#### [Listed entries]
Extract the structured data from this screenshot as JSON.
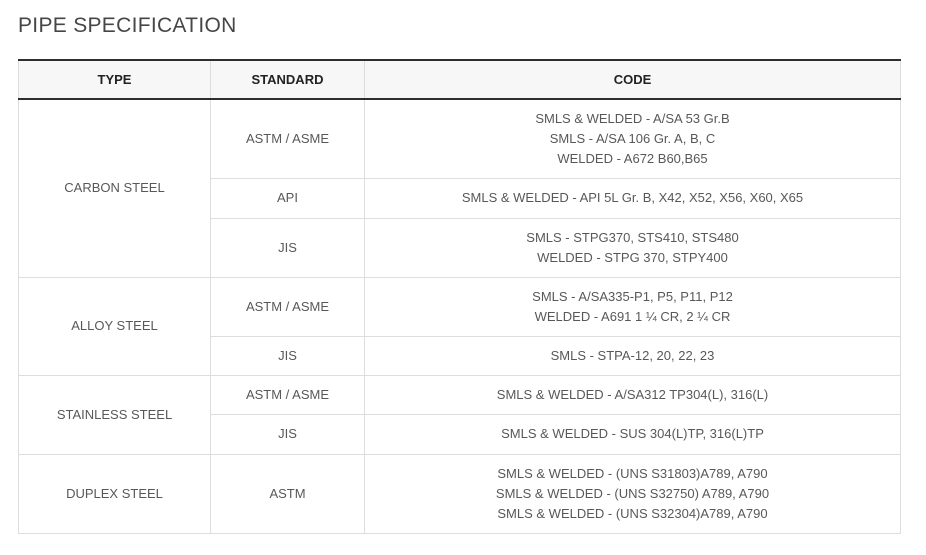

* * *

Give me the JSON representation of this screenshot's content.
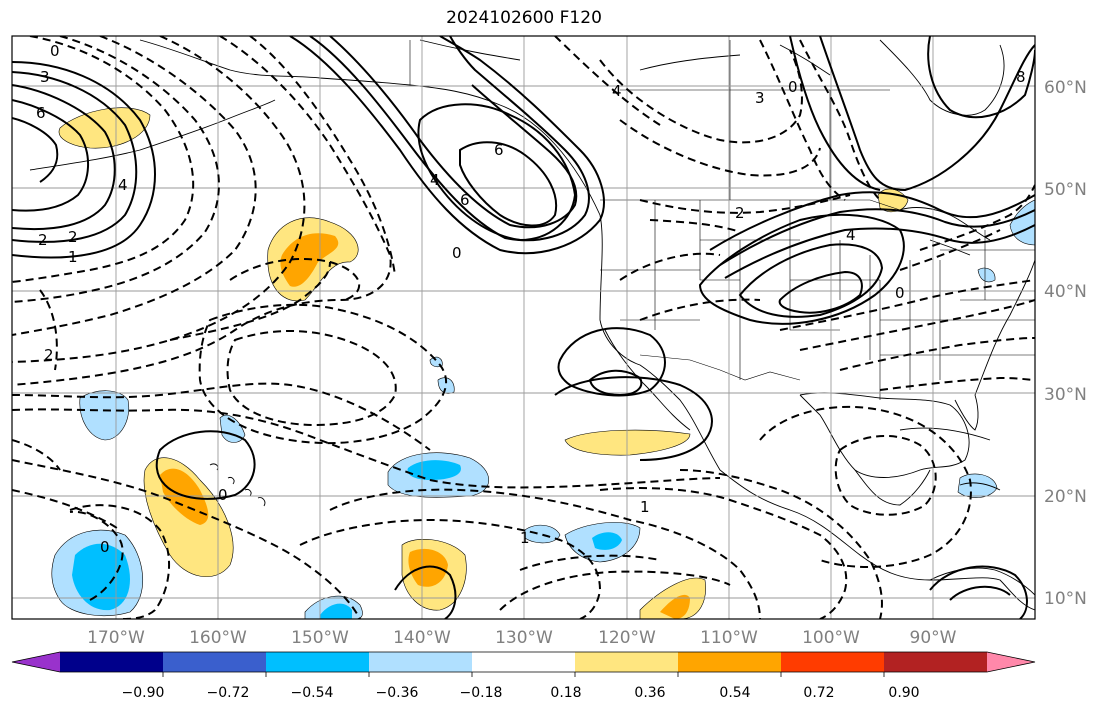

--

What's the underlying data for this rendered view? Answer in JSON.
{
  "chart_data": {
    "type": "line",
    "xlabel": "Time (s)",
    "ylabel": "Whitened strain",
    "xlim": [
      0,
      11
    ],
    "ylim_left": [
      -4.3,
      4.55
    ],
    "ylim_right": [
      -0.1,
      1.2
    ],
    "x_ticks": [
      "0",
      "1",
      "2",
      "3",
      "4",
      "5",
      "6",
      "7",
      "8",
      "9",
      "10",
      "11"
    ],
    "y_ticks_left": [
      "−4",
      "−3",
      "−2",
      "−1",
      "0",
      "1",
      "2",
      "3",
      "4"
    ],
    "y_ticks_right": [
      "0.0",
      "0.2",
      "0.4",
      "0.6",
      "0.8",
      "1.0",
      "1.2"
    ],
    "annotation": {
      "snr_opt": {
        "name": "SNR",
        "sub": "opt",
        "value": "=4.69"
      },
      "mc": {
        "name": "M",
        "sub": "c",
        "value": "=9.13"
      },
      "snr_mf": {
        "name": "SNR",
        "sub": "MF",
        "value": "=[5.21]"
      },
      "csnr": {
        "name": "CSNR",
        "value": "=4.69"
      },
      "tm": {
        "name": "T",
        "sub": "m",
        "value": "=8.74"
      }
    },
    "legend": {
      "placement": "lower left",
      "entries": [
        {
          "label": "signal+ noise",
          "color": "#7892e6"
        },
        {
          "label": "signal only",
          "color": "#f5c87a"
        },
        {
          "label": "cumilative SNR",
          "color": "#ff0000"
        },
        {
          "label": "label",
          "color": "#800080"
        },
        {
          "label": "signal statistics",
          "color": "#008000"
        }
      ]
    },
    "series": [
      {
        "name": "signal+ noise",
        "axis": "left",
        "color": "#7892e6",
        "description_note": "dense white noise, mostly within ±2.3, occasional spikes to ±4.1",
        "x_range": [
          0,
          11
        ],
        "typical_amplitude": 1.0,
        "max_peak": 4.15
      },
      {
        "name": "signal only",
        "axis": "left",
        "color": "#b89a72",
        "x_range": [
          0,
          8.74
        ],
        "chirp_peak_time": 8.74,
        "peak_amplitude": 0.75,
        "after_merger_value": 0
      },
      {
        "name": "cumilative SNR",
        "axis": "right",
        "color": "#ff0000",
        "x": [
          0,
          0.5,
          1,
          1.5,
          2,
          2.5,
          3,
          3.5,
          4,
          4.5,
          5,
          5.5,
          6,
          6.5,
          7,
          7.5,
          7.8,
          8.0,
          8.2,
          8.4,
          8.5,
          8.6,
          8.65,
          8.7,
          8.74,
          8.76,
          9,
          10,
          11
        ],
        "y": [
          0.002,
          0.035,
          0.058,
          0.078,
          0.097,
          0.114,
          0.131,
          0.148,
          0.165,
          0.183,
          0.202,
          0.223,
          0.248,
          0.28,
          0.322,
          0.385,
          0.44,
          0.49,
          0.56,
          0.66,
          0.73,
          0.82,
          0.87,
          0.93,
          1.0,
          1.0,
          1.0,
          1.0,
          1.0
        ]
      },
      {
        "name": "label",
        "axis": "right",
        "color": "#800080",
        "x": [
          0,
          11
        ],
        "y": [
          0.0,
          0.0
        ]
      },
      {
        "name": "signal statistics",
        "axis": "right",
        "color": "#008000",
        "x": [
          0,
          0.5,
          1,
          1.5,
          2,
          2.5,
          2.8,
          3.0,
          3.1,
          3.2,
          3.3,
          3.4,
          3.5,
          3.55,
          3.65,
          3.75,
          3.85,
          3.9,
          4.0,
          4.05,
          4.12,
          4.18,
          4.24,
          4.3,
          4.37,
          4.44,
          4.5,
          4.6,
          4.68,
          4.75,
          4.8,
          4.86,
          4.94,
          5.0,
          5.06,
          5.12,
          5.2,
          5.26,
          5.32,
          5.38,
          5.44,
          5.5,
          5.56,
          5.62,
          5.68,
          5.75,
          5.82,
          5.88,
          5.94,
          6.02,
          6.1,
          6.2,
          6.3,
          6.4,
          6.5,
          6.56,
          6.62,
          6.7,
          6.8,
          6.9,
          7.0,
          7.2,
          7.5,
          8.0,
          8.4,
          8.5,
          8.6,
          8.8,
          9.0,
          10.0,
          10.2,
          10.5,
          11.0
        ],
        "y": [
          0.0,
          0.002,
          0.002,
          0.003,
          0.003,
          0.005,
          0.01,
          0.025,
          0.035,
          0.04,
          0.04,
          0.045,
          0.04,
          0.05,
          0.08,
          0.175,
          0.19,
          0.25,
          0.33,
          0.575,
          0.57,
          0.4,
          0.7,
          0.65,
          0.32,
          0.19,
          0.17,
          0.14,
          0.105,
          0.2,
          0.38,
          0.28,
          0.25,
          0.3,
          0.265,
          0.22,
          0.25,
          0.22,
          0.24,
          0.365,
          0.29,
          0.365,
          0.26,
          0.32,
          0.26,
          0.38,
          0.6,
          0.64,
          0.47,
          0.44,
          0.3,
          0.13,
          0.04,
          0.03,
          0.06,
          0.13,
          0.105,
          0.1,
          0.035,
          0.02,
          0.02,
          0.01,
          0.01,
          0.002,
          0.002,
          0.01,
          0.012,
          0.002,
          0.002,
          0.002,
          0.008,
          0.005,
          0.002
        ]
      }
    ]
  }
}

#### [Task objective]
Using the listing above, pull out all lines that hold the word "screenshot".

#### [Problem solution]
Extract the structured data from this screenshot as JSON.
Give me the JSON representation of this screenshot's content.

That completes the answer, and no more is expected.